Entries:

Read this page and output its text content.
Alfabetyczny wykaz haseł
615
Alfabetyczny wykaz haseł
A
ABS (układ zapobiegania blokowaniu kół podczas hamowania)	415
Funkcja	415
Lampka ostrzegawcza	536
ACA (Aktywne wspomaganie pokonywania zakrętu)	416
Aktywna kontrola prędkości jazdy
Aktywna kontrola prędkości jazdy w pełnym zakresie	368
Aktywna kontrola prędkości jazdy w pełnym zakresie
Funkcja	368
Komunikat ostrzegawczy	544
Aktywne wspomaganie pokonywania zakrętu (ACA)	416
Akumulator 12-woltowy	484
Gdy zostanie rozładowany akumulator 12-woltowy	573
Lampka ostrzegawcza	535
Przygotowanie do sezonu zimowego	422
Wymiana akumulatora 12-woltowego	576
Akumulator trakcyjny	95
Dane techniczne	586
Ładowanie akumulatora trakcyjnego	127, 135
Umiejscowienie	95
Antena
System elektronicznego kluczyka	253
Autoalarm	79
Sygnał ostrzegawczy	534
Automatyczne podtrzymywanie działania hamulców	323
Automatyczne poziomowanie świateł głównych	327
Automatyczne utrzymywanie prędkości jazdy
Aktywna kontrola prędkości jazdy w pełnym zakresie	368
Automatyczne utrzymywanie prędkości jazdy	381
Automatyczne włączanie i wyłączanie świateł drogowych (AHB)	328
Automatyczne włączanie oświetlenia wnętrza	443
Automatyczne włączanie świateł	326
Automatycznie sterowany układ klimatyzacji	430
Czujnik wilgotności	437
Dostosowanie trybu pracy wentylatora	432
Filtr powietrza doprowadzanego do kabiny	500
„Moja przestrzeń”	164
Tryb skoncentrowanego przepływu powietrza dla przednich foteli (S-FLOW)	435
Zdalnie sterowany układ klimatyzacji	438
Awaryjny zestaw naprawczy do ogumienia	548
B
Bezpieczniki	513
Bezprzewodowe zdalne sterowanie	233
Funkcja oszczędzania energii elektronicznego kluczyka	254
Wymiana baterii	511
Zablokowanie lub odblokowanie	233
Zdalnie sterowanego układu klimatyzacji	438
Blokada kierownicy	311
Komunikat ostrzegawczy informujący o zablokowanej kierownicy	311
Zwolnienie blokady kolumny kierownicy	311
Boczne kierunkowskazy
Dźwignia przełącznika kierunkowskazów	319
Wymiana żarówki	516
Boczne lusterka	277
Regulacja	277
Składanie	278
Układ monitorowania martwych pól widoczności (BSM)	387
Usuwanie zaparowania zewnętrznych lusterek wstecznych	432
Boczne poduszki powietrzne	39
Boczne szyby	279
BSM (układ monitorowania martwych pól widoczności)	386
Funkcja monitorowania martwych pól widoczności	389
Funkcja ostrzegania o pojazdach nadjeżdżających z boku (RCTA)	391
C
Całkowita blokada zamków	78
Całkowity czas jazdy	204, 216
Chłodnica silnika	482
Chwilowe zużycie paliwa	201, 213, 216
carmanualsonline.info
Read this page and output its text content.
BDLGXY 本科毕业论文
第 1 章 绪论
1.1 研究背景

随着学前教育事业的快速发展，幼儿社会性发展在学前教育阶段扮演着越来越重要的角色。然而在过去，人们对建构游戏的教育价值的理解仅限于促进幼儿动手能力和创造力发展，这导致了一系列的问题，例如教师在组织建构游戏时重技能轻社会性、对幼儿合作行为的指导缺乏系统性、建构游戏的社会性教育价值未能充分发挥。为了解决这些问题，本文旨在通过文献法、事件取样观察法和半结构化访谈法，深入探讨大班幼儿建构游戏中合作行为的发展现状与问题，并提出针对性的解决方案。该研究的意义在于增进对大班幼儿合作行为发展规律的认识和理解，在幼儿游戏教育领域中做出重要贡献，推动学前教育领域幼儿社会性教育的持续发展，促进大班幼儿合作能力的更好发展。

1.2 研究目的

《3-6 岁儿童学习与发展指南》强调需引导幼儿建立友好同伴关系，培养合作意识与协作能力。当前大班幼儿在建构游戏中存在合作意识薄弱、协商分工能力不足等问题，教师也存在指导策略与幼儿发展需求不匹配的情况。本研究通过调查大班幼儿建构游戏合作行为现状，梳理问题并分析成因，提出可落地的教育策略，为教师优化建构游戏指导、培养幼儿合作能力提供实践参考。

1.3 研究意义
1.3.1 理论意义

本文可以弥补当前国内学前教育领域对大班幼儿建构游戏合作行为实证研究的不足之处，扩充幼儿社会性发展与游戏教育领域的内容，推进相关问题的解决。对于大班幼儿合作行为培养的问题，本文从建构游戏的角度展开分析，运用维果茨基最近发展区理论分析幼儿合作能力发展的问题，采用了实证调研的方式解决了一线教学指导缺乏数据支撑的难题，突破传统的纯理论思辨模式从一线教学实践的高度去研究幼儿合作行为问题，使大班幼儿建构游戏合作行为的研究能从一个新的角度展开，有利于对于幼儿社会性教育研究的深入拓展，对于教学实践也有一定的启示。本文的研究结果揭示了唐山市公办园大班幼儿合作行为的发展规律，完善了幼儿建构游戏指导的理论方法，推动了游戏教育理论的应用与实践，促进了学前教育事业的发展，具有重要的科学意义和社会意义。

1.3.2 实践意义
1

Your objective:
Please set down all the data word for word.

Exercise output:
Read this page and output its text content.
Alfabetyczny wykaz haseł
615
Alfabetyczny wykaz haseł
A
ABS (układ zapobiegania blokowaniu kół podczas hamowania)	415
Funkcja	415
Lampka ostrzegawcza	536
ACA (Aktywne wspomaganie pokonywania zakrętu)	416
Aktywna kontrola prędkości jazdy
Aktywna kontrola prędkości jazdy w pełnym zakresie	368
Aktywna kontrola prędkości jazdy w pełnym zakresie
Funkcja	368
Komunikat ostrzegawczy	544
Aktywne wspomaganie pokonywania zakrętu (ACA)	416
Akumulator 12-woltowy	484
Gdy zostanie rozładowany akumulator 12-woltowy	573
Lampka ostrzegawcza	535
Przygotowanie do sezonu zimowego	422
Wymiana akumulatora 12-woltowego	576
Akumulator trakcyjny	95
Dane techniczne	586
Ładowanie akumulatora trakcyjnego	127, 135
Umiejscowienie	95
Antena
System elektronicznego kluczyka	253
Autoalarm	79
Sygnał ostrzegawczy	534
Automatyczne podtrzymywanie działania hamulców	323
Automatyczne poziomowanie świateł głównych	327
Automatyczne utrzymywanie prędkości jazdy
Aktywna kontrola prędkości jazdy w pełnym zakresie	368
Automatyczne utrzymywanie prędkości jazdy	381
Automatyczne włączanie i wyłączanie świateł drogowych (AHB)	328
Automatyczne włączanie oświetlenia wnętrza	443
Automatyczne włączanie świateł	326
Automatycznie sterowany układ klimatyzacji	430
Czujnik wilgotności	437
Dostosowanie trybu pracy wentylatora	432
Filtr powietrza doprowadzanego do kabiny	500
„Moja przestrzeń”	164
Tryb skoncentrowanego przepływu powietrza dla przednich foteli (S-FLOW)	435
Zdalnie sterowany układ klimatyzacji	438
Awaryjny zestaw naprawczy do ogumienia	548
B
Bezpieczniki	513
Bezprzewodowe zdalne sterowanie	233
Funkcja oszczędzania energii elektronicznego kluczyka	254
Wymiana baterii	511
Zablokowanie lub odblokowanie	233
Zdalnie sterowanego układu klimatyzacji	438
Blokada kierownicy	311
Komunikat ostrzegawczy informujący o zablokowanej kierownicy	311
Zwolnienie blokady kolumny kierownicy	311
Boczne kierunkowskazy
Dźwignia przełącznika kierunkowskazów	319
Wymiana żarówki	516
Boczne lusterka	277
Regulacja	277
Składanie	278
Układ monitorowania martwych pól widoczności (BSM)	387
Usuwanie zaparowania zewnętrznych lusterek wstecznych	432
Boczne poduszki powietrzne	39
Boczne szyby	279
BSM (układ monitorowania martwych pól widoczności)	386
Funkcja monitorowania martwych pól widoczności	389
Funkcja ostrzegania o pojazdach nadjeżdżających z boku (RCTA)	391
C
Całkowita blokada zamków	78
Całkowity czas jazdy	204, 216
Chłodnica silnika	482
Chwilowe zużycie paliwa	201, 213, 216
carmanualsonline.info
Read this page and output its text content.
BDLGXY 本科毕业论文
第 1 章 绪论
1.1 研究背景

随着学前教育事业的快速发展，幼儿社会性发展在学前教育阶段扮演着越来越重要的角色。然而在过去，人们对建构游戏的教育价值的理解仅限于促进幼儿动手能力和创造力发展，这导致了一系列的问题，例如教师在组织建构游戏时重技能轻社会性、对幼儿合作行为的指导缺乏系统性、建构游戏的社会性教育价值未能充分发挥。为了解决这些问题，本文旨在通过文献法、事件取样观察法和半结构化访谈法，深入探讨大班幼儿建构游戏中合作行为的发展现状与问题，并提出针对性的解决方案。该研究的意义在于增进对大班幼儿合作行为发展规律的认识和理解，在幼儿游戏教育领域中做出重要贡献，推动学前教育领域幼儿社会性教育的持续发展，促进大班幼儿合作能力的更好发展。

1.2 研究目的

《3-6 岁儿童学习与发展指南》强调需引导幼儿建立友好同伴关系，培养合作意识与协作能力。当前大班幼儿在建构游戏中存在合作意识薄弱、协商分工能力不足等问题，教师也存在指导策略与幼儿发展需求不匹配的情况。本研究通过调查大班幼儿建构游戏合作行为现状，梳理问题并分析成因，提出可落地的教育策略，为教师优化建构游戏指导、培养幼儿合作能力提供实践参考。

1.3 研究意义
1.3.1 理论意义

本文可以弥补当前国内学前教育领域对大班幼儿建构游戏合作行为实证研究的不足之处，扩充幼儿社会性发展与游戏教育领域的内容，推进相关问题的解决。对于大班幼儿合作行为培养的问题，本文从建构游戏的角度展开分析，运用维果茨基最近发展区理论分析幼儿合作能力发展的问题，采用了实证调研的方式解决了一线教学指导缺乏数据支撑的难题，突破传统的纯理论思辨模式从一线教学实践的高度去研究幼儿合作行为问题，使大班幼儿建构游戏合作行为的研究能从一个新的角度展开，有利于对于幼儿社会性教育研究的深入拓展，对于教学实践也有一定的启示。本文的研究结果揭示了唐山市公办园大班幼儿合作行为的发展规律，完善了幼儿建构游戏指导的理论方法，推动了游戏教育理论的应用与实践，促进了学前教育事业的发展，具有重要的科学意义和社会意义。

1.3.2 实践意义
1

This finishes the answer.